### [WHAT THE TASK ASKS]
Write out all of the entries that follow, word for word, but skip the pictures.

[Extracted data entries]
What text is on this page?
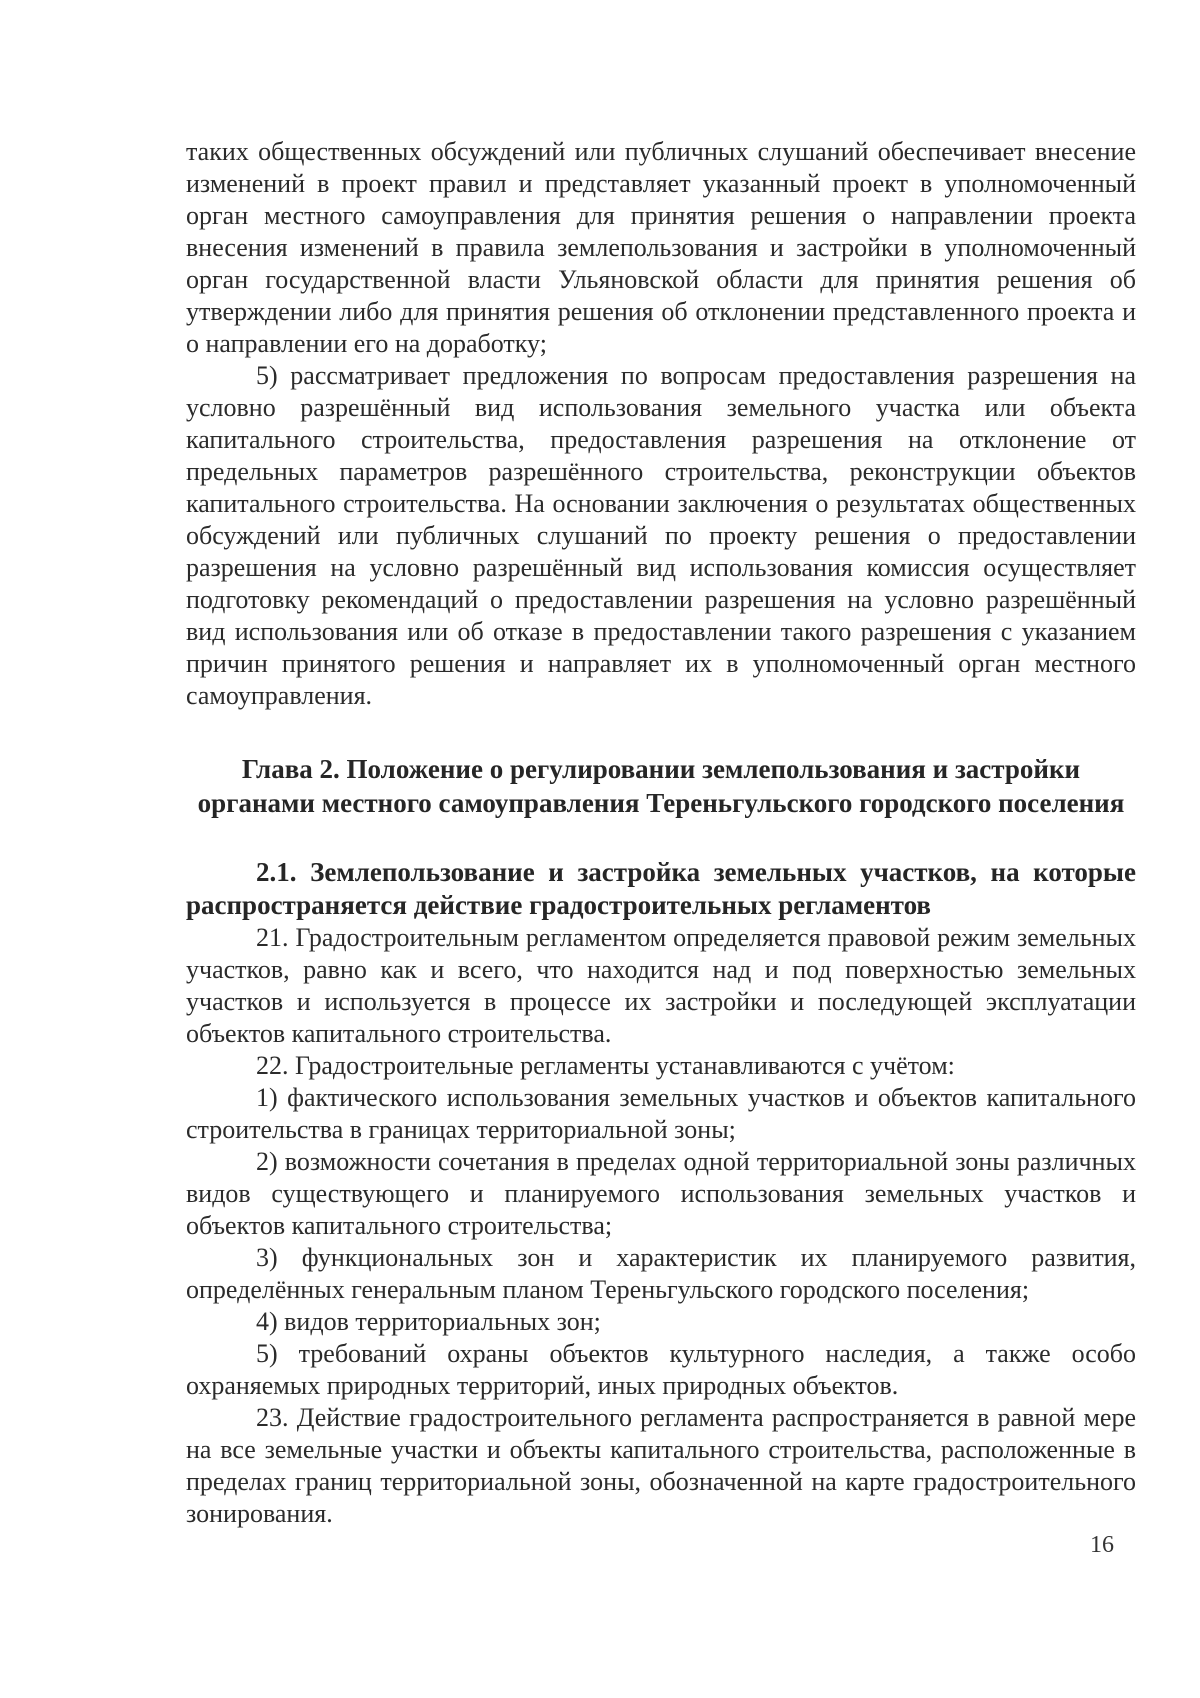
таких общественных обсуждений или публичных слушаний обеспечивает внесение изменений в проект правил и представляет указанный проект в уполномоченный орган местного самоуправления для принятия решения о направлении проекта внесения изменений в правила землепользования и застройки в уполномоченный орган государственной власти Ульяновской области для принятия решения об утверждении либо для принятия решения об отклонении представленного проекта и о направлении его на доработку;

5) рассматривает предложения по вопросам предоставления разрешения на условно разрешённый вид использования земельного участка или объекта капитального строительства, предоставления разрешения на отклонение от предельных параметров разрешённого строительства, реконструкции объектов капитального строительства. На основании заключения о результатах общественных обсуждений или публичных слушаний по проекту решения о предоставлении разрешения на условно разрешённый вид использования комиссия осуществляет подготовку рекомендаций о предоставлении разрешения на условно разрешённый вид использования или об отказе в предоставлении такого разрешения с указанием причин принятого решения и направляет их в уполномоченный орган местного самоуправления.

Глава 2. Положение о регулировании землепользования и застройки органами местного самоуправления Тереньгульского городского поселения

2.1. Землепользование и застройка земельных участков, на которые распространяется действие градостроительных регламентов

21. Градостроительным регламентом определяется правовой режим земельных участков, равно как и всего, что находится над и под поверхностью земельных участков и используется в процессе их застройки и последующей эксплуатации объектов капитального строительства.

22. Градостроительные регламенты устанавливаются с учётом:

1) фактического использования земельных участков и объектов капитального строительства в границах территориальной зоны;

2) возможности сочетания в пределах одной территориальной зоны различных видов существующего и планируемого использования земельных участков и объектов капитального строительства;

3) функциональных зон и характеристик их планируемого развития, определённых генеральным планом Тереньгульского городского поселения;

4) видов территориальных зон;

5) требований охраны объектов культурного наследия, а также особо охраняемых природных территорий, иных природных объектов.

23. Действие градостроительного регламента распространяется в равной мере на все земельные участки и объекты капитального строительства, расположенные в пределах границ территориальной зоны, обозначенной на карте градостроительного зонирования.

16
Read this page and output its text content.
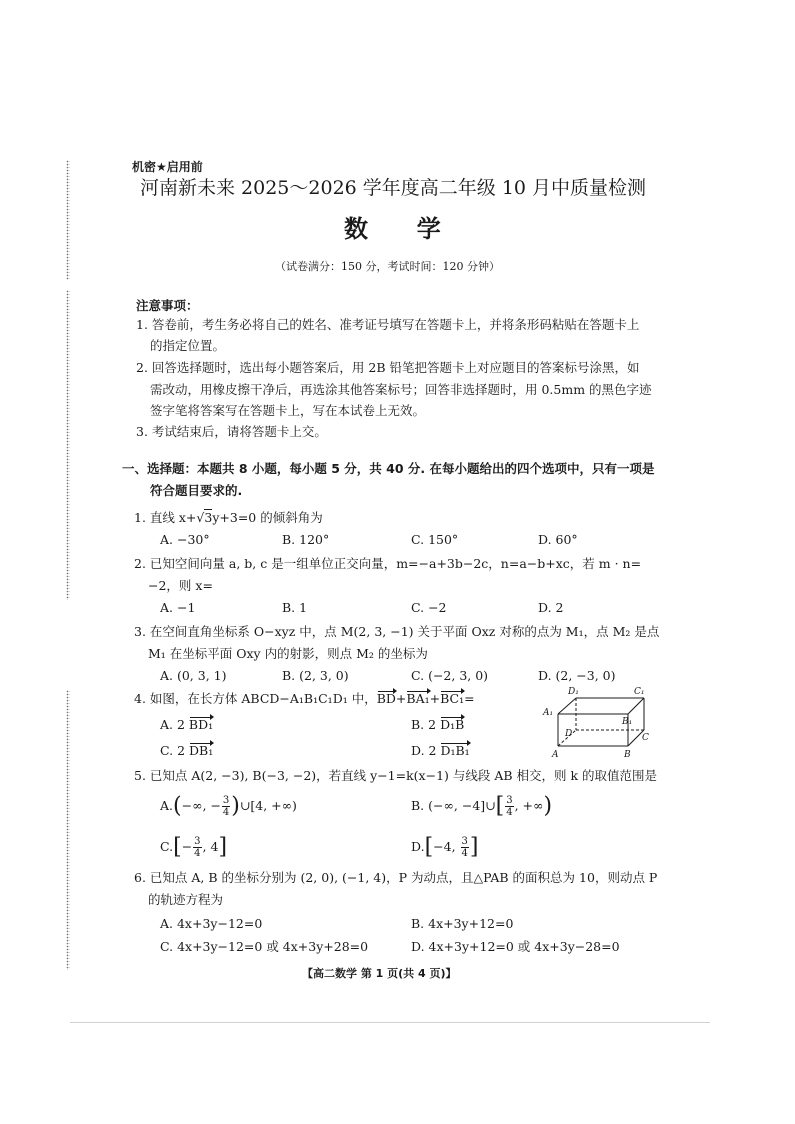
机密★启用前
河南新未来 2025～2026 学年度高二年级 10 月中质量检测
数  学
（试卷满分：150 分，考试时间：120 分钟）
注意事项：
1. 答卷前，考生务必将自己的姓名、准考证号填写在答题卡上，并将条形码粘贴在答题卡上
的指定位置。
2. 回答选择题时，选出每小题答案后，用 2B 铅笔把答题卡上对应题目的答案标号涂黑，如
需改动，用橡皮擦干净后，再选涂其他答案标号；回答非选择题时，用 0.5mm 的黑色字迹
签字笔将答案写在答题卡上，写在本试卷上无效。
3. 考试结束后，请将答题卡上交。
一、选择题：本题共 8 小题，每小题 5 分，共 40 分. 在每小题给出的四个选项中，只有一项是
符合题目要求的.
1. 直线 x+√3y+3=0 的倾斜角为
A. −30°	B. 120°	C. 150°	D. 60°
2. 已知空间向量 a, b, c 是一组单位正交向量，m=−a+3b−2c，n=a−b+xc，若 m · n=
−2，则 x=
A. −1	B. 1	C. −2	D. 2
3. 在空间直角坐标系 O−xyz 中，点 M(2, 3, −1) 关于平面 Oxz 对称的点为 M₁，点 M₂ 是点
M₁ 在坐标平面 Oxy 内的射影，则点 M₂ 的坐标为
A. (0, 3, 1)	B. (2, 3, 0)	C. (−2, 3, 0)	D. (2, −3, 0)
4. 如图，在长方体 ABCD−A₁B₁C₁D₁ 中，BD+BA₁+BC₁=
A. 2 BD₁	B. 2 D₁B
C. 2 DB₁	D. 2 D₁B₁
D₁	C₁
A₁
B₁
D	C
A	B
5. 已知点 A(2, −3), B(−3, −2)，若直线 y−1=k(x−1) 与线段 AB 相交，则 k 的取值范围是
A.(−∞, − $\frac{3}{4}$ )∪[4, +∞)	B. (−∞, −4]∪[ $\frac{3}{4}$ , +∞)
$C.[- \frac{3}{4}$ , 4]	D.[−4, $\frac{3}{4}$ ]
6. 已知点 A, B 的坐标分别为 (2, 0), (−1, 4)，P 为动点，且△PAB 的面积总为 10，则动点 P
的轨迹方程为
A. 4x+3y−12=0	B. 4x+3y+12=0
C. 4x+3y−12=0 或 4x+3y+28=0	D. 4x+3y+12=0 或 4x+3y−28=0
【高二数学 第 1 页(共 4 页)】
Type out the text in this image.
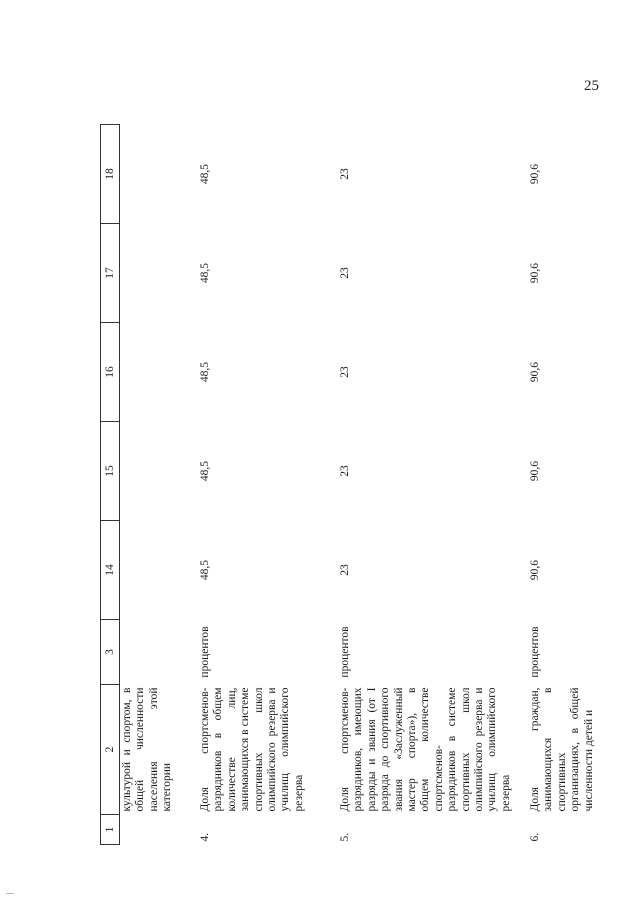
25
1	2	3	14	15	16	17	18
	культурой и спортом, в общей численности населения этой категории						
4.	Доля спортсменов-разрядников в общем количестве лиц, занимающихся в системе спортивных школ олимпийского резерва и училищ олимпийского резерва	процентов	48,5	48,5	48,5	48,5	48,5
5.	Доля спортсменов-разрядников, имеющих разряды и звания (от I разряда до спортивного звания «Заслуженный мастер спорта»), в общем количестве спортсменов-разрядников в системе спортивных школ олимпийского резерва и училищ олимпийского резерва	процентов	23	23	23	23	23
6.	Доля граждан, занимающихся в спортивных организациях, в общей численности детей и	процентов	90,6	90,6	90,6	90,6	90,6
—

### [REPLY]
What text is on this page?
таких общественных обсуждений или публичных слушаний обеспечивает внесение изменений в проект правил и представляет указанный проект в уполномоченный орган местного самоуправления для принятия решения о направлении проекта внесения изменений в правила землепользования и застройки в уполномоченный орган государственной власти Ульяновской области для принятия решения об утверждении либо для принятия решения об отклонении представленного проекта и о направлении его на доработку;

5) рассматривает предложения по вопросам предоставления разрешения на условно разрешённый вид использования земельного участка или объекта капитального строительства, предоставления разрешения на отклонение от предельных параметров разрешённого строительства, реконструкции объектов капитального строительства. На основании заключения о результатах общественных обсуждений или публичных слушаний по проекту решения о предоставлении разрешения на условно разрешённый вид использования комиссия осуществляет подготовку рекомендаций о предоставлении разрешения на условно разрешённый вид использования или об отказе в предоставлении такого разрешения с указанием причин принятого решения и направляет их в уполномоченный орган местного самоуправления.

Глава 2. Положение о регулировании землепользования и застройки органами местного самоуправления Тереньгульского городского поселения

2.1. Землепользование и застройка земельных участков, на которые распространяется действие градостроительных регламентов

21. Градостроительным регламентом определяется правовой режим земельных участков, равно как и всего, что находится над и под поверхностью земельных участков и используется в процессе их застройки и последующей эксплуатации объектов капитального строительства.

22. Градостроительные регламенты устанавливаются с учётом:

1) фактического использования земельных участков и объектов капитального строительства в границах территориальной зоны;

2) возможности сочетания в пределах одной территориальной зоны различных видов существующего и планируемого использования земельных участков и объектов капитального строительства;

3) функциональных зон и характеристик их планируемого развития, определённых генеральным планом Тереньгульского городского поселения;

4) видов территориальных зон;

5) требований охраны объектов культурного наследия, а также особо охраняемых природных территорий, иных природных объектов.

23. Действие градостроительного регламента распространяется в равной мере на все земельные участки и объекты капитального строительства, расположенные в пределах границ территориальной зоны, обозначенной на карте градостроительного зонирования.

16
Read this page and output its text content.
机密★启用前
河南新未来 2025～2026 学年度高二年级 10 月中质量检测
数  学
（试卷满分：150 分，考试时间：120 分钟）
注意事项：
1. 答卷前，考生务必将自己的姓名、准考证号填写在答题卡上，并将条形码粘贴在答题卡上
的指定位置。
2. 回答选择题时，选出每小题答案后，用 2B 铅笔把答题卡上对应题目的答案标号涂黑，如
需改动，用橡皮擦干净后，再选涂其他答案标号；回答非选择题时，用 0.5mm 的黑色字迹
签字笔将答案写在答题卡上，写在本试卷上无效。
3. 考试结束后，请将答题卡上交。
一、选择题：本题共 8 小题，每小题 5 分，共 40 分. 在每小题给出的四个选项中，只有一项是
符合题目要求的.
1. 直线 x+√3y+3=0 的倾斜角为
A. −30°	B. 120°	C. 150°	D. 60°
2. 已知空间向量 a, b, c 是一组单位正交向量，m=−a+3b−2c，n=a−b+xc，若 m · n=
−2，则 x=
A. −1	B. 1	C. −2	D. 2
3. 在空间直角坐标系 O−xyz 中，点 M(2, 3, −1) 关于平面 Oxz 对称的点为 M₁，点 M₂ 是点
M₁ 在坐标平面 Oxy 内的射影，则点 M₂ 的坐标为
A. (0, 3, 1)	B. (2, 3, 0)	C. (−2, 3, 0)	D. (2, −3, 0)
4. 如图，在长方体 ABCD−A₁B₁C₁D₁ 中，BD+BA₁+BC₁=
A. 2 BD₁	B. 2 D₁B
C. 2 DB₁	D. 2 D₁B₁
D₁	C₁
A₁
B₁
D	C
A	B
5. 已知点 A(2, −3), B(−3, −2)，若直线 y−1=k(x−1) 与线段 AB 相交，则 k 的取值范围是
A.(−∞, − $\frac{3}{4}$ )∪[4, +∞)	B. (−∞, −4]∪[ $\frac{3}{4}$ , +∞)
$C.[- \frac{3}{4}$ , 4]	D.[−4, $\frac{3}{4}$ ]
6. 已知点 A, B 的坐标分别为 (2, 0), (−1, 4)，P 为动点，且△PAB 的面积总为 10，则动点 P
的轨迹方程为
A. 4x+3y−12=0	B. 4x+3y+12=0
C. 4x+3y−12=0 或 4x+3y+28=0	D. 4x+3y+12=0 或 4x+3y−28=0
【高二数学 第 1 页(共 4 页)】
Type out the text in this image.
25
1	2	3	14	15	16	17	18
	культурой и спортом, в общей численности населения этой категории						
4.	Доля спортсменов-разрядников в общем количестве лиц, занимающихся в системе спортивных школ олимпийского резерва и училищ олимпийского резерва	процентов	48,5	48,5	48,5	48,5	48,5
5.	Доля спортсменов-разрядников, имеющих разряды и звания (от I разряда до спортивного звания «Заслуженный мастер спорта»), в общем количестве спортсменов-разрядников в системе спортивных школ олимпийского резерва и училищ олимпийского резерва	процентов	23	23	23	23	23
6.	Доля граждан, занимающихся в спортивных организациях, в общей численности детей и	процентов	90,6	90,6	90,6	90,6	90,6
—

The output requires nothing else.